Required work: Look through the data below and return each line where "refundable" appears.

(Data records)
□ □ □ □ □ □ □

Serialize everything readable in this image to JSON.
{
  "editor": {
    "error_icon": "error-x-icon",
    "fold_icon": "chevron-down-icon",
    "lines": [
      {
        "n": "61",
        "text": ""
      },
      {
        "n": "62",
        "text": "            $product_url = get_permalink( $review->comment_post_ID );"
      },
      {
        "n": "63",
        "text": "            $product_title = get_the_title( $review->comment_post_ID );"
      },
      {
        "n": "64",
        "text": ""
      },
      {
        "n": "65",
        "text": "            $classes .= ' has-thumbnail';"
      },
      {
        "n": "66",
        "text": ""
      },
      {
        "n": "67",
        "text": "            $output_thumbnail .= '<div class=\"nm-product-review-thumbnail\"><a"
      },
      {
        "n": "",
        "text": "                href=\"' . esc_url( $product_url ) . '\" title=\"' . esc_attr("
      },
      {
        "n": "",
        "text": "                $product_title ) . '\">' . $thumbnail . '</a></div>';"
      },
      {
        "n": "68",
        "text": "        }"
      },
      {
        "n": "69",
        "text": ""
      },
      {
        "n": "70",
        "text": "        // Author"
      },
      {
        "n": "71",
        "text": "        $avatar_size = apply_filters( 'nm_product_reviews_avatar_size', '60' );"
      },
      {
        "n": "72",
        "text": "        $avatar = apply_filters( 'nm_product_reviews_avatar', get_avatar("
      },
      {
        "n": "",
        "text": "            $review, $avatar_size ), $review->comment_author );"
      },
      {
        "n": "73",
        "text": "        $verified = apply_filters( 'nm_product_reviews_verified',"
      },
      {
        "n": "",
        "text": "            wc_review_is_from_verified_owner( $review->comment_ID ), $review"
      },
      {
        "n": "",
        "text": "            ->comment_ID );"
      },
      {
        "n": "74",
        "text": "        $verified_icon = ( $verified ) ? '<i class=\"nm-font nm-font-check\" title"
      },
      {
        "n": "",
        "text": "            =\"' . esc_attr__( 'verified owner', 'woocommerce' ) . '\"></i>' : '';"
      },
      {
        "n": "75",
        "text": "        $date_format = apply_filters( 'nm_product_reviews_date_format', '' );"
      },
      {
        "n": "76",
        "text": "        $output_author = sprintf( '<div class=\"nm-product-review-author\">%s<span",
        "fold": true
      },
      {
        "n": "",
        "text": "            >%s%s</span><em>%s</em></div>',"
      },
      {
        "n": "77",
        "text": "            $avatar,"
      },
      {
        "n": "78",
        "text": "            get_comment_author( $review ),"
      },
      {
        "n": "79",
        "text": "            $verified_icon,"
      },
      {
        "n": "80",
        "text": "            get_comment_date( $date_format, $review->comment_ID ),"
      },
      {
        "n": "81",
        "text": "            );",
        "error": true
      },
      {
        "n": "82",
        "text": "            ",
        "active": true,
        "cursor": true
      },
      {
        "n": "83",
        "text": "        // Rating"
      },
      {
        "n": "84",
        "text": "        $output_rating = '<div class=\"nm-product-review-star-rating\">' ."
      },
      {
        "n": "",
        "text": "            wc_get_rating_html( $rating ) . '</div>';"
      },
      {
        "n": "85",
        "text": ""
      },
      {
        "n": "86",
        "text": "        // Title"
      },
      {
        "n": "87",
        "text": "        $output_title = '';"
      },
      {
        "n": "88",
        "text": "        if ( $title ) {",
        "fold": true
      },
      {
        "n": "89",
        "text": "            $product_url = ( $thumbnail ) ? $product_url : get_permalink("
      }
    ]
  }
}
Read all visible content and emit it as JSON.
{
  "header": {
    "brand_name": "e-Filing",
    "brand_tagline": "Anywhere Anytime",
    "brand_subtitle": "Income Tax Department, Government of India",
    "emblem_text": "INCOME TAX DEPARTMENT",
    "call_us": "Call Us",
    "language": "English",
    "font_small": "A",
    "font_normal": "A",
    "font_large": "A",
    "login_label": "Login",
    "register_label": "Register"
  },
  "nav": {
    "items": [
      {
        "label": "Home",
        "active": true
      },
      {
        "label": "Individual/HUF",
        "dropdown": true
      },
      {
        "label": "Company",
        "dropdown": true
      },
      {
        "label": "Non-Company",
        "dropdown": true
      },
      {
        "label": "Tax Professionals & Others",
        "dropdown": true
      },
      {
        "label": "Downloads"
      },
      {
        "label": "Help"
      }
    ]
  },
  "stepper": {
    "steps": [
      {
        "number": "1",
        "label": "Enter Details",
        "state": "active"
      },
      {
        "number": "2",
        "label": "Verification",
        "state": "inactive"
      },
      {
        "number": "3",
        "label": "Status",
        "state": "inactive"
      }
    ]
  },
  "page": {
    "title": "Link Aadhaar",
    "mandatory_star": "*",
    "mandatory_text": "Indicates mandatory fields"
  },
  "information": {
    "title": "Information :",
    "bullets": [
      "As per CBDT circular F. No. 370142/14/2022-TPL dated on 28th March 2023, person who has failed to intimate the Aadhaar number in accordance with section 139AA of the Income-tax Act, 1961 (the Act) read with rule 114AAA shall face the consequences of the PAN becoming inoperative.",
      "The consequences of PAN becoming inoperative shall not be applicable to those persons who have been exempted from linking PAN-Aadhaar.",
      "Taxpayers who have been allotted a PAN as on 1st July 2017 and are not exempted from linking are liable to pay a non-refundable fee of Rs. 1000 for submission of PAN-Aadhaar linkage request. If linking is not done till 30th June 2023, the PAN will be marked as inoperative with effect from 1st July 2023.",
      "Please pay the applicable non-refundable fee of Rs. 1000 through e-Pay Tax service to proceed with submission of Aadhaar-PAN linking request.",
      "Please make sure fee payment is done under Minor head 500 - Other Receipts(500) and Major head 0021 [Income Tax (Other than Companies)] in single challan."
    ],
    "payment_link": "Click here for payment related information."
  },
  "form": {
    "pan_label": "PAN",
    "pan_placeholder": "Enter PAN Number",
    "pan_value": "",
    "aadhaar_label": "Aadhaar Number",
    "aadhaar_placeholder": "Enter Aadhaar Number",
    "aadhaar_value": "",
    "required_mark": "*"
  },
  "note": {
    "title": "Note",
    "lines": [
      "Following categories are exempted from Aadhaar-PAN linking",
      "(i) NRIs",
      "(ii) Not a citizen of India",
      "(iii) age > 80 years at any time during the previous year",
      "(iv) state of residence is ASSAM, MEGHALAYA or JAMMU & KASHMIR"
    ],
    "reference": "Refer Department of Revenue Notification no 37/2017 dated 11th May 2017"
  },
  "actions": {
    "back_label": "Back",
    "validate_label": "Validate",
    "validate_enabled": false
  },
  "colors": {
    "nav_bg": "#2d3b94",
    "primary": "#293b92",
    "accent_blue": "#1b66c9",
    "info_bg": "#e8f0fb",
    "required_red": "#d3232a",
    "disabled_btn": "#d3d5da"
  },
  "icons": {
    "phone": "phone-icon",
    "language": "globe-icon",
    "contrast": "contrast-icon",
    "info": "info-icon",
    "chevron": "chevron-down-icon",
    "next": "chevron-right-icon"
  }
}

□ □ □ □ □ □ □

Solution to the problem:
      "Taxpayers who have been allotted a PAN as on 1st July 2017 and are not exempted from linking are liable to pay a non-refundable fee of Rs. 1000 for submission of PAN-Aadhaar linkage request. If linking is not done till 30th June 2023, the PAN will be marked as inoperative with effect from 1st July 2023.",
      "Please pay the applicable non-refundable fee of Rs. 1000 through e-Pay Tax service to proceed with submission of Aadhaar-PAN linking request.",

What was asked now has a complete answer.